▶ _Stated task_
Reproduce the closing part of the entries exactly: the line with "Output the text content of this document." and all lines after it, ending with the last line, and nothing else.

──────── Entries shown

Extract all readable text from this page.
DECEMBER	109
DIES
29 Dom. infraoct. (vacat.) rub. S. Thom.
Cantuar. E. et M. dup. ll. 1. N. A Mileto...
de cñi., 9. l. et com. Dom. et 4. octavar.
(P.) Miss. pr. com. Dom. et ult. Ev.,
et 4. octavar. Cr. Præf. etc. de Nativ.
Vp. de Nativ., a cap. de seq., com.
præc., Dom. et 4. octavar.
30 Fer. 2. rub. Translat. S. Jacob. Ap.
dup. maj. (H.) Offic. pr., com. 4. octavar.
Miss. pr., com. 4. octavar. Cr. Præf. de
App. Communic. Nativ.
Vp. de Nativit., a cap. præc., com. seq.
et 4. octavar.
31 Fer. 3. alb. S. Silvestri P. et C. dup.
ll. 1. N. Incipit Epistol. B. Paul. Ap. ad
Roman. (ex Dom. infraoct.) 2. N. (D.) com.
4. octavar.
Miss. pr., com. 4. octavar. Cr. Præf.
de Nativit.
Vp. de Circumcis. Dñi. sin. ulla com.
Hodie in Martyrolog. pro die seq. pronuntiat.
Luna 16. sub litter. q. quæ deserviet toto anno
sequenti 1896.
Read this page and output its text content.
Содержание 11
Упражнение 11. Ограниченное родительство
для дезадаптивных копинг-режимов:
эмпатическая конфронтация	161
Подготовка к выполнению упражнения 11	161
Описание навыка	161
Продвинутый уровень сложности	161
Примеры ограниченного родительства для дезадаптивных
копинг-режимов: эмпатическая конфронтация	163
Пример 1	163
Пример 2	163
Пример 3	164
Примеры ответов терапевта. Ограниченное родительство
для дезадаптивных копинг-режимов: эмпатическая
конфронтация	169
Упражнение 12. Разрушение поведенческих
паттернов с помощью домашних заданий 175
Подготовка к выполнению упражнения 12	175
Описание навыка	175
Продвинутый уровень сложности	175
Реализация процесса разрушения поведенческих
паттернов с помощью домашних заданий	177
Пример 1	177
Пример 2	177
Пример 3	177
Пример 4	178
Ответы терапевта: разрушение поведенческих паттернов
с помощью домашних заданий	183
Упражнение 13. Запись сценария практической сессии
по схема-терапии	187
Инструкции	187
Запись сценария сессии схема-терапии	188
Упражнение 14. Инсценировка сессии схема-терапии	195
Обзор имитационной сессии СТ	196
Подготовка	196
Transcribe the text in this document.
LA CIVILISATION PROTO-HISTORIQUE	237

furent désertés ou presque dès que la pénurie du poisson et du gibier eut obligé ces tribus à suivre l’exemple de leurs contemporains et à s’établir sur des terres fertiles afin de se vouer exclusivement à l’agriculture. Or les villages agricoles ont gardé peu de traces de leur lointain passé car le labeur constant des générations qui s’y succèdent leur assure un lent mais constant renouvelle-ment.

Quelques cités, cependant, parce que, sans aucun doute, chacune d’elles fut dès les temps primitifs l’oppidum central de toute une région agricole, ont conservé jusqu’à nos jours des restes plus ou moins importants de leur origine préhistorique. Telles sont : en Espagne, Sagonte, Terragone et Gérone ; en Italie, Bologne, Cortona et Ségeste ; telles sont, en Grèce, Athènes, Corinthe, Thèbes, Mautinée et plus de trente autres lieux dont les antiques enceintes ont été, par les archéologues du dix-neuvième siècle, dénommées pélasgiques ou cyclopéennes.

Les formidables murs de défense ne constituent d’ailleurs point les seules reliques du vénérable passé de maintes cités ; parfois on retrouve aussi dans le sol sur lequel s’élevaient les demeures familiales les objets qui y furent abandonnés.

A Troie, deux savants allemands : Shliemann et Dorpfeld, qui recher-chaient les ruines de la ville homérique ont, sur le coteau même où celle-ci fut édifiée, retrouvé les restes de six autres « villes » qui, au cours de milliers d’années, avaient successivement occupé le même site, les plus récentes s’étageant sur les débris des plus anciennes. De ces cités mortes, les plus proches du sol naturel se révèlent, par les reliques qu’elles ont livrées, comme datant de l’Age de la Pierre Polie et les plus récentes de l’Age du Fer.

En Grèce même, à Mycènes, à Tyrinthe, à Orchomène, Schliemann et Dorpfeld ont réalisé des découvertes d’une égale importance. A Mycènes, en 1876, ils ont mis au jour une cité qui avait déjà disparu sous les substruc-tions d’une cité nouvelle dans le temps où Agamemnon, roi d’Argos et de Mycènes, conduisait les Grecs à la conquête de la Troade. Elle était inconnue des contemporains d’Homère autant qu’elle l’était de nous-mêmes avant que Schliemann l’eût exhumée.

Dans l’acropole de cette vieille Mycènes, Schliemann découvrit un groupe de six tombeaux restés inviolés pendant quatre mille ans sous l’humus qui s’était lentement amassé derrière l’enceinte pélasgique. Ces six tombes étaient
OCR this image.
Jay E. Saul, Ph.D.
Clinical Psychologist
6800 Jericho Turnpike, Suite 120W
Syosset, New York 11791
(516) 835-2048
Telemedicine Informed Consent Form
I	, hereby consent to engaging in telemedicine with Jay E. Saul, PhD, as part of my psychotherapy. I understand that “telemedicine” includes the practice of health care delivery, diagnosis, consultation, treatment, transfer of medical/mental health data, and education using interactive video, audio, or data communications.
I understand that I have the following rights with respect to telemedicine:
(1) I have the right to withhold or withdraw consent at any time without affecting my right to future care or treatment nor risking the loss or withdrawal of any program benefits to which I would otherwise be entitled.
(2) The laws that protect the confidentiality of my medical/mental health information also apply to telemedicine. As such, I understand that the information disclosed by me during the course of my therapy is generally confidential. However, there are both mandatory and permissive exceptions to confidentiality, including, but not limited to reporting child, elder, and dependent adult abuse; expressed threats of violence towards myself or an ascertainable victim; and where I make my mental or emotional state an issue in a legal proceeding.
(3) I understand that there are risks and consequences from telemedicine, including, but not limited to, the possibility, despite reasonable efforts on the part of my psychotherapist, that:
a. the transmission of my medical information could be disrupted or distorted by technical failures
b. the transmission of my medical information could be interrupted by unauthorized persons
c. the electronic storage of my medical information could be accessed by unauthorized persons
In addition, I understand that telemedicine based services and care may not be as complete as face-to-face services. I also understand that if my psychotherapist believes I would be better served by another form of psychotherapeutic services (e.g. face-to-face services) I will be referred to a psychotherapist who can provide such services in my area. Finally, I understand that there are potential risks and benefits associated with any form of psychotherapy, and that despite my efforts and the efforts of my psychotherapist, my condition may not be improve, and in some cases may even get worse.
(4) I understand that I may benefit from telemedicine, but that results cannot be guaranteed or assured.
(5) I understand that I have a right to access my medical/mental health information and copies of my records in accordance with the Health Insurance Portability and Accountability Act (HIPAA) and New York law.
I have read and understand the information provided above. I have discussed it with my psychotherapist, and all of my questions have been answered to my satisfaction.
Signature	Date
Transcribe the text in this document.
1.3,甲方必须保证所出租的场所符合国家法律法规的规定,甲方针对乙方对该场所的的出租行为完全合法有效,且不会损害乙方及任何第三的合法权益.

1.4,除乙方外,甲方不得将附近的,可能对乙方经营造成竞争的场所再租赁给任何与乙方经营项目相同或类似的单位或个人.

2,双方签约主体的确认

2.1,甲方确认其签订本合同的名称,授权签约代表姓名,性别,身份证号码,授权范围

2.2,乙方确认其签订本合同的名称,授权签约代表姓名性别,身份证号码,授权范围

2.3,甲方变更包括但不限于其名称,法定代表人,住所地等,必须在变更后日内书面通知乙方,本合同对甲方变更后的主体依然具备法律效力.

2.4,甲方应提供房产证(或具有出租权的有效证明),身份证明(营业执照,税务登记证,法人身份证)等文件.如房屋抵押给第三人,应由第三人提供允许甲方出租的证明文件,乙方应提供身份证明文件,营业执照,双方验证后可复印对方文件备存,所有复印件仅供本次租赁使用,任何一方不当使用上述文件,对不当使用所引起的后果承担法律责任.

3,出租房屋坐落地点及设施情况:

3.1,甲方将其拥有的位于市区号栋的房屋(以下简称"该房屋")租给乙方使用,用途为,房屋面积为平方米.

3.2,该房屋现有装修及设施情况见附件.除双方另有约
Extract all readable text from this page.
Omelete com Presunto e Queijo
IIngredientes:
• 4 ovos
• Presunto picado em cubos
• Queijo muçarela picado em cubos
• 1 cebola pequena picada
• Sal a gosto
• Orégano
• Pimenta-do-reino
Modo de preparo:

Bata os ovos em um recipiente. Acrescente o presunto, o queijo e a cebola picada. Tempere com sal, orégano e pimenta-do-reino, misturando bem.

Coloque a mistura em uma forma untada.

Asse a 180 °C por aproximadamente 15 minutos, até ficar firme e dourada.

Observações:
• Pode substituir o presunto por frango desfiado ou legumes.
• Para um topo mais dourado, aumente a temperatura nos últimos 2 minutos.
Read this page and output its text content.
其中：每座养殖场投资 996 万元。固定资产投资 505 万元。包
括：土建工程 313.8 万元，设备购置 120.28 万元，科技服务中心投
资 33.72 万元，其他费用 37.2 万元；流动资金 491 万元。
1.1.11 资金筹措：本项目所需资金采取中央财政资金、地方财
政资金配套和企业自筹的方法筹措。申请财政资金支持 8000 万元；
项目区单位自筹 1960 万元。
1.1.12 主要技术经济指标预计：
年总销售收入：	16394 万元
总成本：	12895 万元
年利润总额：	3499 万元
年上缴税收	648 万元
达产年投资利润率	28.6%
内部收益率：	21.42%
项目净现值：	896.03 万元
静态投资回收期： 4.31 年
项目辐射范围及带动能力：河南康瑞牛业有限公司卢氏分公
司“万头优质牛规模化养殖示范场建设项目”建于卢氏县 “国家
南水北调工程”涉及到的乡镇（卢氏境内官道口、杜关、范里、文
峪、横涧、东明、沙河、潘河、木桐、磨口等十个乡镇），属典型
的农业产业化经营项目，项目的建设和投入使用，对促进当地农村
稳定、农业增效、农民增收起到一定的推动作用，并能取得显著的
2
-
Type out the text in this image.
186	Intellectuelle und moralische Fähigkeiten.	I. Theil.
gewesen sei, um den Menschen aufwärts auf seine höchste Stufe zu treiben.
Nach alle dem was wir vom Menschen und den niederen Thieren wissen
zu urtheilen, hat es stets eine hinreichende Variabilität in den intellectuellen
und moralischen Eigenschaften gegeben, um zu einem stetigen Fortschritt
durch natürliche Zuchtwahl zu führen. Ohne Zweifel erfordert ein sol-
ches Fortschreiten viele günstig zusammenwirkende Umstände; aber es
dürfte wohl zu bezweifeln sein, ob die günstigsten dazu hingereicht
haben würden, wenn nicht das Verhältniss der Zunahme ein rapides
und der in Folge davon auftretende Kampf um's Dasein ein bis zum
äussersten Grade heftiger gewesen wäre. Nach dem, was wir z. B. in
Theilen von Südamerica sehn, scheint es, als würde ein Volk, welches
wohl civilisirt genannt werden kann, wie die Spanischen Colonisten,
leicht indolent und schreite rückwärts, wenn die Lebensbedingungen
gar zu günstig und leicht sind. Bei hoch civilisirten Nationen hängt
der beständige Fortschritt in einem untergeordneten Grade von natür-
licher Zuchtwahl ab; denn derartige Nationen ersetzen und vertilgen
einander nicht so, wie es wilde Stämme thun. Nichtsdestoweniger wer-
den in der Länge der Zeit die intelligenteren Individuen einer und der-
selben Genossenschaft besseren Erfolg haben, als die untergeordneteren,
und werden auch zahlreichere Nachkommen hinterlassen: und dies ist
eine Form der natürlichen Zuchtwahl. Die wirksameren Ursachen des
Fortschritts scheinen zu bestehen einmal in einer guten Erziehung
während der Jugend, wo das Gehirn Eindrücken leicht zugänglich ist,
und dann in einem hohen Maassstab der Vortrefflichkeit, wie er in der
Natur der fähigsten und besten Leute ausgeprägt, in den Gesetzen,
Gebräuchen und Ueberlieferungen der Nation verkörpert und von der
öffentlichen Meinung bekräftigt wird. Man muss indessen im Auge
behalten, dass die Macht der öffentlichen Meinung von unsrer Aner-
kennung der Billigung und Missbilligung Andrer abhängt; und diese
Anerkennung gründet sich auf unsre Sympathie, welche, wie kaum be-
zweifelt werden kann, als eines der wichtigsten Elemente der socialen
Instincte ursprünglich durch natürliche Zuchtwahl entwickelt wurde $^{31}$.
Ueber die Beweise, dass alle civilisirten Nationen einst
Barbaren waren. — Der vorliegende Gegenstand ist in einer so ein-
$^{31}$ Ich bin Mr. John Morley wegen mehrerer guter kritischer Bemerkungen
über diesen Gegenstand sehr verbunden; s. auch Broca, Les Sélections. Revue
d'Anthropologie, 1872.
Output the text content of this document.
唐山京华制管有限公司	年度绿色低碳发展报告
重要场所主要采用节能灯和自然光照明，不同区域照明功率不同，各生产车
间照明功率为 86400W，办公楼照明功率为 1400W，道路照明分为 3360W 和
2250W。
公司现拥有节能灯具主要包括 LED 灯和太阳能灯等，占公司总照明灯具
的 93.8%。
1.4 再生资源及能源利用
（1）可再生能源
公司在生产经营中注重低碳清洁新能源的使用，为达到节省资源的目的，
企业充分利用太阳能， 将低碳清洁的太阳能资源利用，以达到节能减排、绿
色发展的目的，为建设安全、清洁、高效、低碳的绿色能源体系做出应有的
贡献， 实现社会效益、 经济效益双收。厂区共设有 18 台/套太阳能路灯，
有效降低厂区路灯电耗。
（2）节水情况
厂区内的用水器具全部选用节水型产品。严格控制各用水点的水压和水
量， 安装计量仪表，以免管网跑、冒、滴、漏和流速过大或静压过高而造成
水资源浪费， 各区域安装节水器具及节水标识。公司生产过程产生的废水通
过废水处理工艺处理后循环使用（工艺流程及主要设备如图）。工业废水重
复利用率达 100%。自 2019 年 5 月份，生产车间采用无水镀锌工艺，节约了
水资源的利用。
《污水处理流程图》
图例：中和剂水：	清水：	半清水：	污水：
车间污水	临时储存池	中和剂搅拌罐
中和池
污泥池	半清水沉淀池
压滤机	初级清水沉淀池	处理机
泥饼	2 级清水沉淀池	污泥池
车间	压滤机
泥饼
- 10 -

────────────────

▶ _Correct output_
Output the text content of this document.
唐山京华制管有限公司	年度绿色低碳发展报告
重要场所主要采用节能灯和自然光照明，不同区域照明功率不同，各生产车
间照明功率为 86400W，办公楼照明功率为 1400W，道路照明分为 3360W 和
2250W。
公司现拥有节能灯具主要包括 LED 灯和太阳能灯等，占公司总照明灯具
的 93.8%。
1.4 再生资源及能源利用
（1）可再生能源
公司在生产经营中注重低碳清洁新能源的使用，为达到节省资源的目的，
企业充分利用太阳能， 将低碳清洁的太阳能资源利用，以达到节能减排、绿
色发展的目的，为建设安全、清洁、高效、低碳的绿色能源体系做出应有的
贡献， 实现社会效益、 经济效益双收。厂区共设有 18 台/套太阳能路灯，
有效降低厂区路灯电耗。
（2）节水情况
厂区内的用水器具全部选用节水型产品。严格控制各用水点的水压和水
量， 安装计量仪表，以免管网跑、冒、滴、漏和流速过大或静压过高而造成
水资源浪费， 各区域安装节水器具及节水标识。公司生产过程产生的废水通
过废水处理工艺处理后循环使用（工艺流程及主要设备如图）。工业废水重
复利用率达 100%。自 2019 年 5 月份，生产车间采用无水镀锌工艺，节约了
水资源的利用。
《污水处理流程图》
图例：中和剂水：	清水：	半清水：	污水：
车间污水	临时储存池	中和剂搅拌罐
中和池
污泥池	半清水沉淀池
压滤机	初级清水沉淀池	处理机
泥饼	2 级清水沉淀池	污泥池
车间	压滤机
泥饼
- 10 -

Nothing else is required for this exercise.